TASK STATEMENT:
Below, find each line holding "name" and state how many there are, using the number alone.
---------- EXTRACTED DATA ----------
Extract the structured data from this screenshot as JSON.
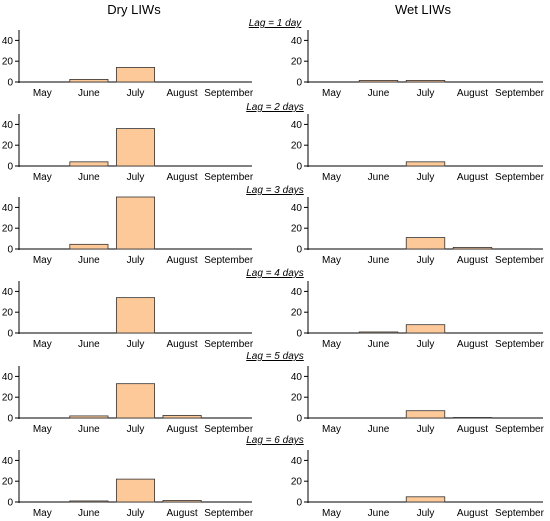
{
  "headers": {
    "left": "Dry LIWs",
    "right": "Wet LIWs"
  },
  "lag_labels": [
    "Lag = 1 day",
    "Lag = 2 days",
    "Lag = 3 days",
    "Lag = 4 days",
    "Lag = 5 days",
    "Lag = 6 days"
  ],
  "colors": {
    "bar_fill": "#fdc999",
    "bar_stroke": "#333333"
  },
  "chart_data": [
    {
      "type": "bar",
      "panel": "Dry LIWs",
      "lag": "Lag = 1 day",
      "categories": [
        "May",
        "June",
        "July",
        "August",
        "September"
      ],
      "values": [
        0,
        2.5,
        14,
        0,
        0
      ],
      "yticks": [
        0,
        20,
        40
      ],
      "ylim": [
        0,
        50
      ]
    },
    {
      "type": "bar",
      "panel": "Wet LIWs",
      "lag": "Lag = 1 day",
      "categories": [
        "May",
        "June",
        "July",
        "August",
        "September"
      ],
      "values": [
        0,
        1.5,
        1.5,
        0,
        0
      ],
      "yticks": [
        0,
        20,
        40
      ],
      "ylim": [
        0,
        50
      ]
    },
    {
      "type": "bar",
      "panel": "Dry LIWs",
      "lag": "Lag = 2 days",
      "categories": [
        "May",
        "June",
        "July",
        "August",
        "September"
      ],
      "values": [
        0,
        4,
        36,
        0,
        0
      ],
      "yticks": [
        0,
        20,
        40
      ],
      "ylim": [
        0,
        50
      ]
    },
    {
      "type": "bar",
      "panel": "Wet LIWs",
      "lag": "Lag = 2 days",
      "categories": [
        "May",
        "June",
        "July",
        "August",
        "September"
      ],
      "values": [
        0,
        0,
        4,
        0,
        0
      ],
      "yticks": [
        0,
        20,
        40
      ],
      "ylim": [
        0,
        50
      ]
    },
    {
      "type": "bar",
      "panel": "Dry LIWs",
      "lag": "Lag = 3 days",
      "categories": [
        "May",
        "June",
        "July",
        "August",
        "September"
      ],
      "values": [
        0,
        4.5,
        50,
        0,
        0
      ],
      "yticks": [
        0,
        20,
        40
      ],
      "ylim": [
        0,
        50
      ]
    },
    {
      "type": "bar",
      "panel": "Wet LIWs",
      "lag": "Lag = 3 days",
      "categories": [
        "May",
        "June",
        "July",
        "August",
        "September"
      ],
      "values": [
        0,
        0,
        11,
        1.5,
        0
      ],
      "yticks": [
        0,
        20,
        40
      ],
      "ylim": [
        0,
        50
      ]
    },
    {
      "type": "bar",
      "panel": "Dry LIWs",
      "lag": "Lag = 4 days",
      "categories": [
        "May",
        "June",
        "July",
        "August",
        "September"
      ],
      "values": [
        0,
        0,
        34,
        0,
        0
      ],
      "yticks": [
        0,
        20,
        40
      ],
      "ylim": [
        0,
        50
      ]
    },
    {
      "type": "bar",
      "panel": "Wet LIWs",
      "lag": "Lag = 4 days",
      "categories": [
        "May",
        "June",
        "July",
        "August",
        "September"
      ],
      "values": [
        0,
        1,
        8,
        0,
        0
      ],
      "yticks": [
        0,
        20,
        40
      ],
      "ylim": [
        0,
        50
      ]
    },
    {
      "type": "bar",
      "panel": "Dry LIWs",
      "lag": "Lag = 5 days",
      "categories": [
        "May",
        "June",
        "July",
        "August",
        "September"
      ],
      "values": [
        0,
        2,
        33,
        2.5,
        0
      ],
      "yticks": [
        0,
        20,
        40
      ],
      "ylim": [
        0,
        50
      ]
    },
    {
      "type": "bar",
      "panel": "Wet LIWs",
      "lag": "Lag = 5 days",
      "categories": [
        "May",
        "June",
        "July",
        "August",
        "September"
      ],
      "values": [
        0,
        0,
        7,
        0.5,
        0
      ],
      "yticks": [
        0,
        20,
        40
      ],
      "ylim": [
        0,
        50
      ]
    },
    {
      "type": "bar",
      "panel": "Dry LIWs",
      "lag": "Lag = 6 days",
      "categories": [
        "May",
        "June",
        "July",
        "August",
        "September"
      ],
      "values": [
        0,
        1,
        22,
        1.5,
        0
      ],
      "yticks": [
        0,
        20,
        40
      ],
      "ylim": [
        0,
        50
      ]
    },
    {
      "type": "bar",
      "panel": "Wet LIWs",
      "lag": "Lag = 6 days",
      "categories": [
        "May",
        "June",
        "July",
        "August",
        "September"
      ],
      "values": [
        0,
        0,
        5,
        0,
        0
      ],
      "yticks": [
        0,
        20,
        40
      ],
      "ylim": [
        0,
        50
      ]
    }
  ]
}
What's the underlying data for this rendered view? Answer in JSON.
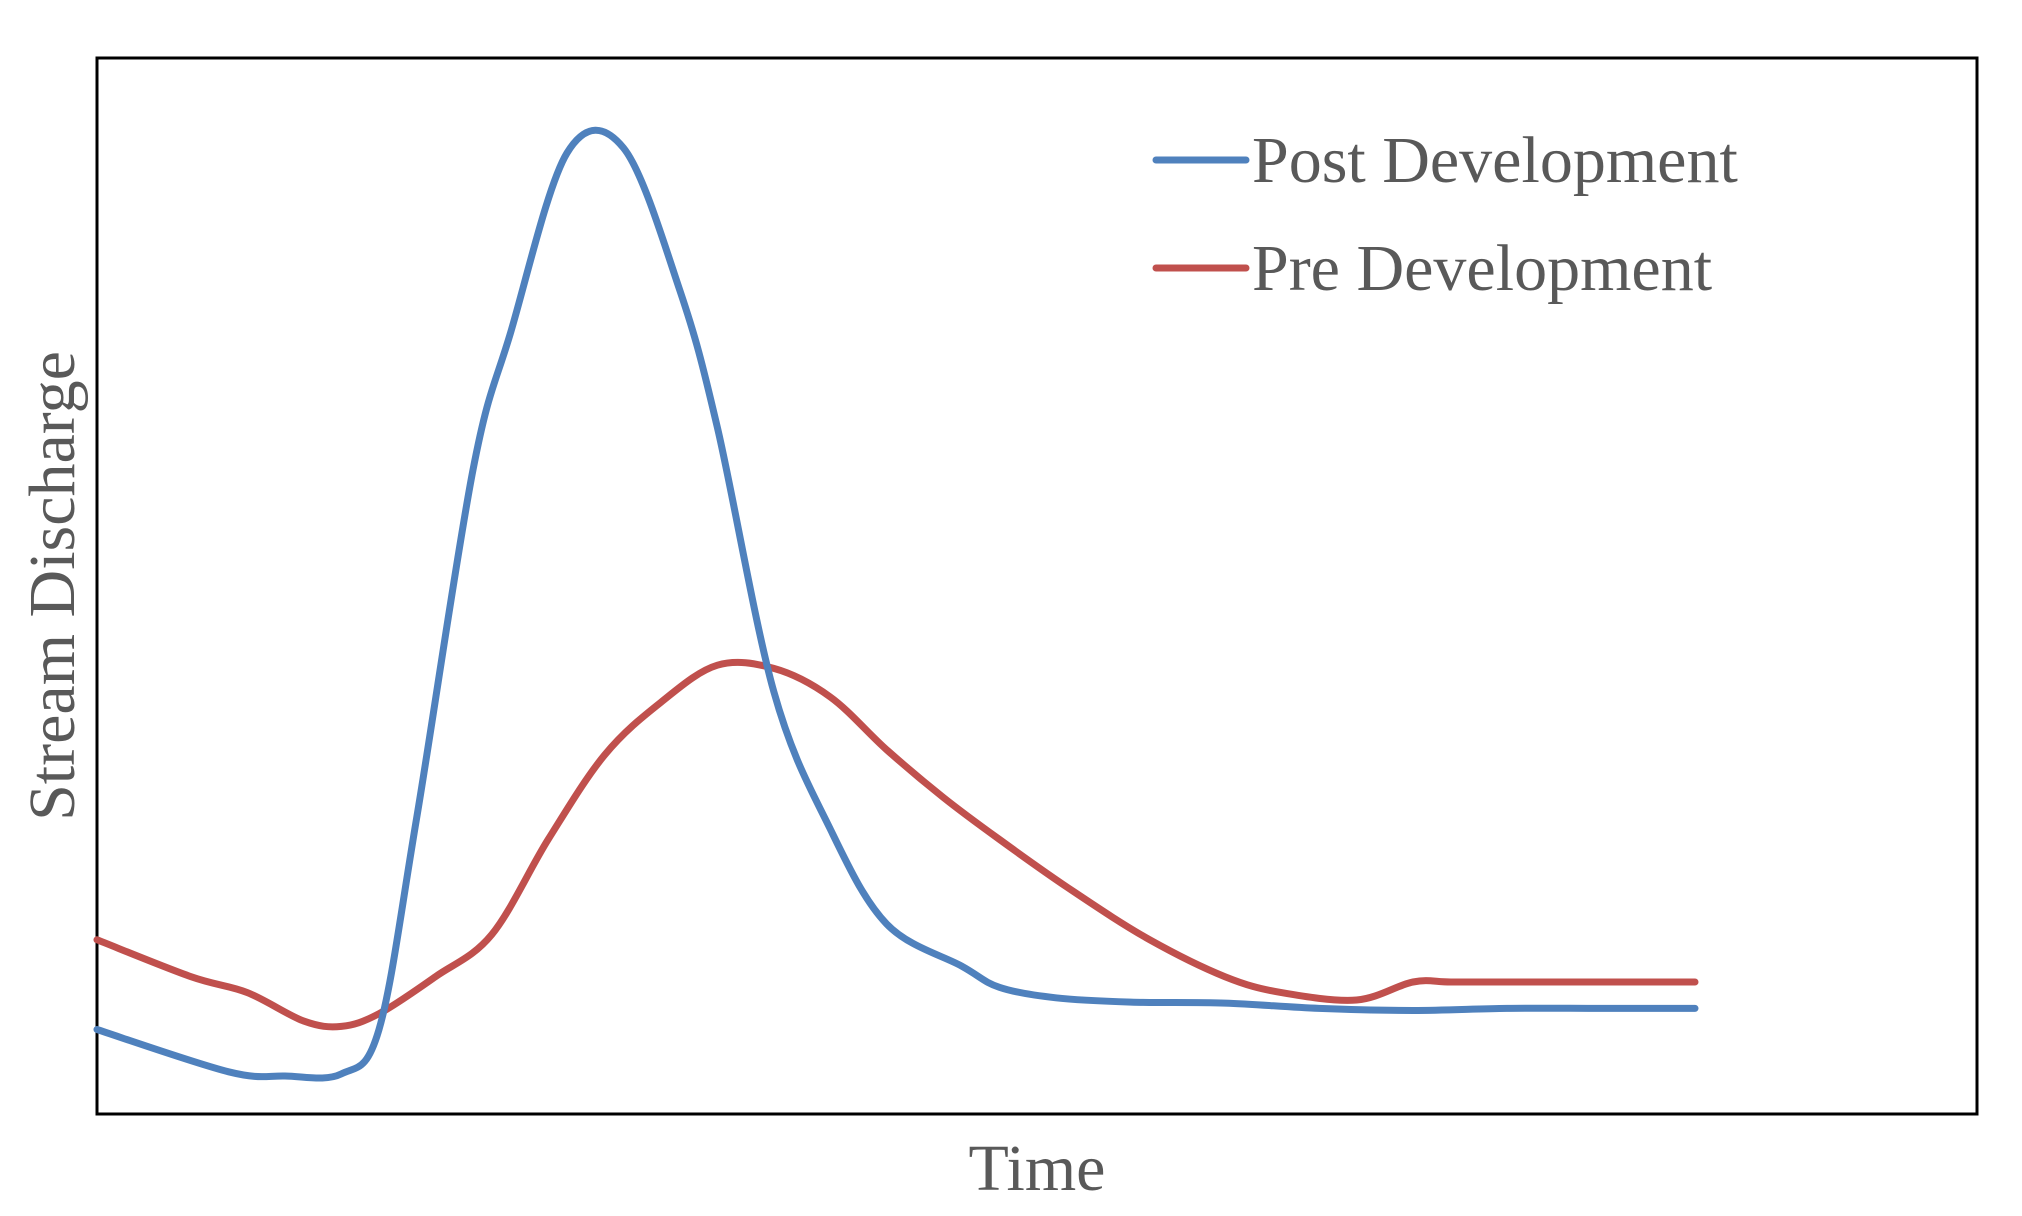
{
  "chart_data": {
    "type": "line",
    "title": "",
    "xlabel": "Time",
    "ylabel": "Stream Discharge",
    "xlim": [
      0,
      100
    ],
    "ylim": [
      0,
      100
    ],
    "grid": false,
    "legend": "top-right",
    "series": [
      {
        "name": "Post Development",
        "color": "#4f81bd",
        "x": [
          0,
          7,
          10,
          13,
          15,
          17,
          20,
          22,
          25,
          28,
          31,
          33,
          36,
          39,
          42,
          46,
          48,
          51,
          55,
          60,
          65,
          70,
          75,
          80,
          85
        ],
        "y": [
          8,
          4,
          3.6,
          3.8,
          8,
          28,
          61,
          74,
          91,
          91.5,
          78,
          65,
          40,
          27,
          18,
          14,
          12,
          11,
          10.6,
          10.5,
          10,
          9.8,
          10,
          10,
          10
        ]
      },
      {
        "name": "Pre Development",
        "color": "#c0504d",
        "x": [
          0,
          5,
          8,
          11,
          13,
          15,
          18,
          21,
          24,
          27,
          30,
          33,
          36,
          39,
          42,
          45,
          48,
          52,
          56,
          60,
          63,
          67,
          70,
          72,
          75,
          80,
          85
        ],
        "y": [
          16.5,
          13,
          11.5,
          8.8,
          8.3,
          9.5,
          13,
          17,
          26,
          34,
          39,
          42.5,
          42.2,
          39.5,
          34.5,
          30,
          26,
          21,
          16.5,
          13,
          11.5,
          10.8,
          12.5,
          12.5,
          12.5,
          12.5,
          12.5
        ]
      }
    ]
  }
}
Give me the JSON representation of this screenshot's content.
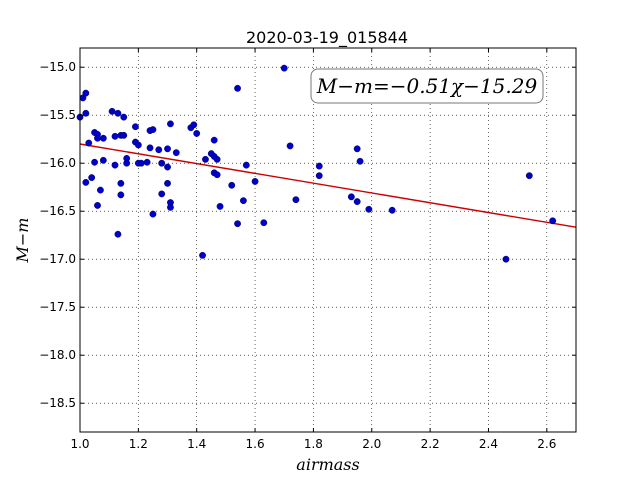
{
  "chart_data": {
    "type": "scatter",
    "title": "2020-03-19_015844",
    "xlabel": "airmass",
    "ylabel": "M−m",
    "xlim": [
      1.0,
      2.7
    ],
    "ylim": [
      -14.8,
      -18.8
    ],
    "y_inverted": true,
    "grid": true,
    "grid_style": "dotted",
    "x_ticks": [
      "1.0",
      "1.2",
      "1.4",
      "1.6",
      "1.8",
      "2.0",
      "2.2",
      "2.4",
      "2.6"
    ],
    "x_tick_values": [
      1.0,
      1.2,
      1.4,
      1.6,
      1.8,
      2.0,
      2.2,
      2.4,
      2.6
    ],
    "y_ticks": [
      "−15.0",
      "−15.5",
      "−16.0",
      "−16.5",
      "−17.0",
      "−17.5",
      "−18.0",
      "−18.5"
    ],
    "y_tick_values": [
      -15.0,
      -15.5,
      -16.0,
      -16.5,
      -17.0,
      -17.5,
      -18.0,
      -18.5
    ],
    "annotation": "M−m=−0.51χ−15.29",
    "series": [
      {
        "type": "scatter",
        "color": "#0000cc",
        "x": [
          1.0,
          1.01,
          1.02,
          1.02,
          1.02,
          1.03,
          1.04,
          1.05,
          1.05,
          1.06,
          1.06,
          1.06,
          1.07,
          1.08,
          1.08,
          1.11,
          1.12,
          1.12,
          1.13,
          1.13,
          1.14,
          1.14,
          1.14,
          1.15,
          1.15,
          1.16,
          1.16,
          1.19,
          1.19,
          1.2,
          1.2,
          1.21,
          1.23,
          1.24,
          1.24,
          1.25,
          1.25,
          1.27,
          1.28,
          1.28,
          1.3,
          1.3,
          1.3,
          1.31,
          1.31,
          1.31,
          1.33,
          1.38,
          1.39,
          1.4,
          1.42,
          1.43,
          1.45,
          1.46,
          1.46,
          1.46,
          1.47,
          1.47,
          1.48,
          1.52,
          1.54,
          1.54,
          1.56,
          1.57,
          1.6,
          1.63,
          1.7,
          1.72,
          1.74,
          1.82,
          1.82,
          1.93,
          1.95,
          1.95,
          1.96,
          1.99,
          2.07,
          2.46,
          2.54,
          2.62
        ],
        "y": [
          -15.52,
          -15.32,
          -15.27,
          -15.48,
          -16.2,
          -15.79,
          -16.15,
          -15.68,
          -15.99,
          -15.7,
          -15.74,
          -16.44,
          -16.28,
          -15.74,
          -15.97,
          -15.46,
          -15.72,
          -16.02,
          -15.48,
          -16.74,
          -15.71,
          -16.33,
          -16.21,
          -15.52,
          -15.71,
          -15.95,
          -16.0,
          -15.62,
          -15.78,
          -15.81,
          -16.0,
          -16.0,
          -15.99,
          -15.66,
          -15.84,
          -15.65,
          -16.53,
          -15.86,
          -16.0,
          -16.32,
          -15.85,
          -16.04,
          -16.21,
          -15.59,
          -16.41,
          -16.46,
          -15.89,
          -15.63,
          -15.6,
          -15.69,
          -16.96,
          -15.96,
          -15.9,
          -15.93,
          -15.76,
          -16.1,
          -16.12,
          -15.96,
          -16.45,
          -16.23,
          -15.22,
          -16.63,
          -16.39,
          -16.02,
          -16.19,
          -16.62,
          -15.01,
          -15.82,
          -16.38,
          -16.03,
          -16.13,
          -16.35,
          -15.85,
          -16.4,
          -15.98,
          -16.48,
          -16.49,
          -17.0,
          -16.13,
          -16.6
        ]
      },
      {
        "type": "line",
        "color": "#cc0000",
        "x": [
          1.0,
          2.7
        ],
        "y": [
          -15.8,
          -16.667
        ]
      }
    ]
  }
}
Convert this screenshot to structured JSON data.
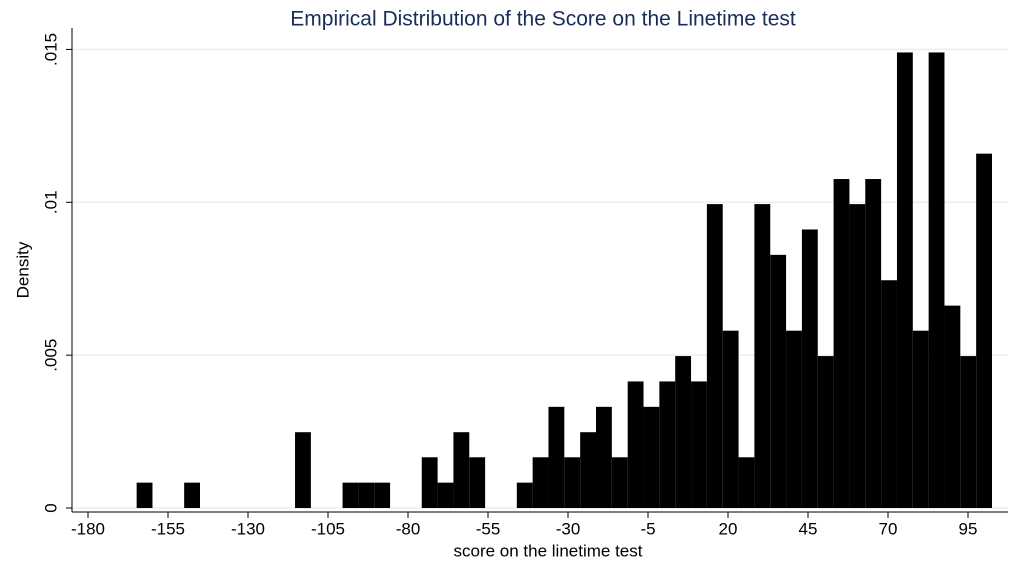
{
  "chart_data": {
    "type": "histogram",
    "title": "Empirical Distribution of the Score on the Linetime test",
    "x_label": "score on the linetime test",
    "y_label": "Density",
    "bins": [
      -164.8,
      -159.85,
      -154.9,
      -149.95,
      -145,
      -140.05,
      -135.1,
      -130.15,
      -125.2,
      -120.25,
      -115.3,
      -110.35,
      -105.4,
      -100.45,
      -95.5,
      -90.55,
      -85.6,
      -80.65,
      -75.7,
      -70.75,
      -65.8,
      -60.85,
      -55.9,
      -50.95,
      -46,
      -41.05,
      -36.1,
      -31.15,
      -26.2,
      -21.25,
      -16.3,
      -11.35,
      -6.4,
      -1.45,
      3.5,
      8.45,
      13.4,
      18.35,
      23.3,
      28.25,
      33.2,
      38.15,
      43.1,
      48.05,
      53,
      57.95,
      62.9,
      67.85,
      72.8,
      77.75,
      82.7,
      87.65,
      92.6,
      97.55,
      102.5
    ],
    "values": [
      0.00083,
      0,
      0,
      0.00083,
      0,
      0,
      0,
      0,
      0,
      0,
      0.00248,
      0,
      0,
      0.00083,
      0.00083,
      0.00083,
      0,
      0,
      0.00166,
      0.00083,
      0.00248,
      0.00166,
      0,
      0,
      0.00083,
      0.00166,
      0.00331,
      0.00166,
      0.00248,
      0.00331,
      0.00166,
      0.00414,
      0.00331,
      0.00414,
      0.00497,
      0.00414,
      0.00994,
      0.0058,
      0.00166,
      0.00994,
      0.00828,
      0.0058,
      0.00911,
      0.00497,
      0.01076,
      0.00994,
      0.01076,
      0.00745,
      0.0149,
      0.0058,
      0.0149,
      0.00662,
      0.00497,
      0.01159
    ],
    "color": "#000000",
    "xlim": [
      -185,
      107.5
    ],
    "xticks": [
      -180,
      -155,
      -130,
      -105,
      -80,
      -55,
      -30,
      -5,
      20,
      45,
      70,
      95
    ],
    "ylim": [
      -0.00013,
      0.0157
    ],
    "yticks": [
      0,
      {
        "value": 0.005,
        "label": ".005"
      },
      {
        "value": 0.01,
        "label": ".01"
      },
      {
        "value": 0.015,
        "label": ".015"
      }
    ],
    "grid": true
  }
}
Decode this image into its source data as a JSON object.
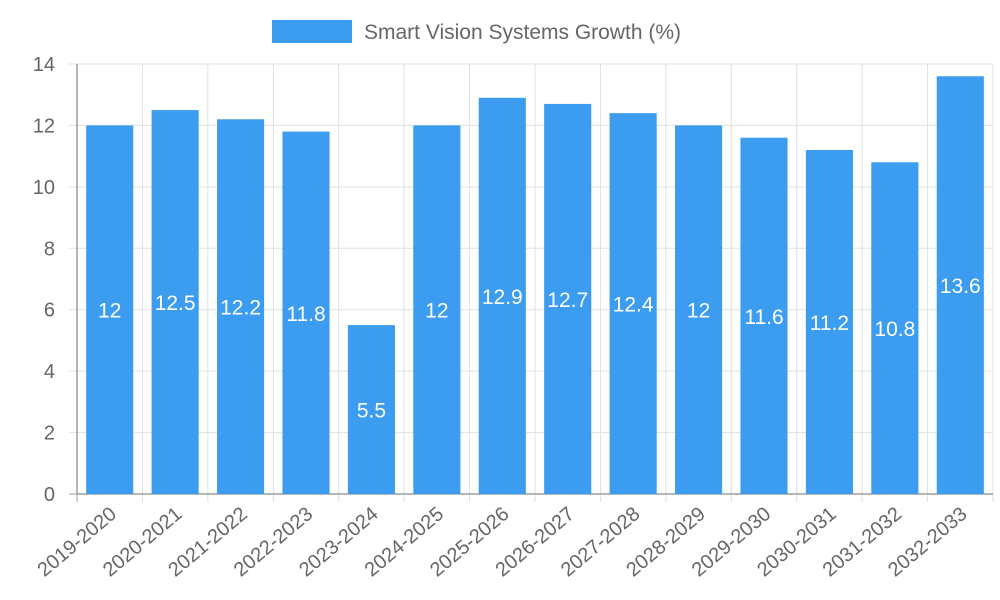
----------
RESULT OF THE TASK:
2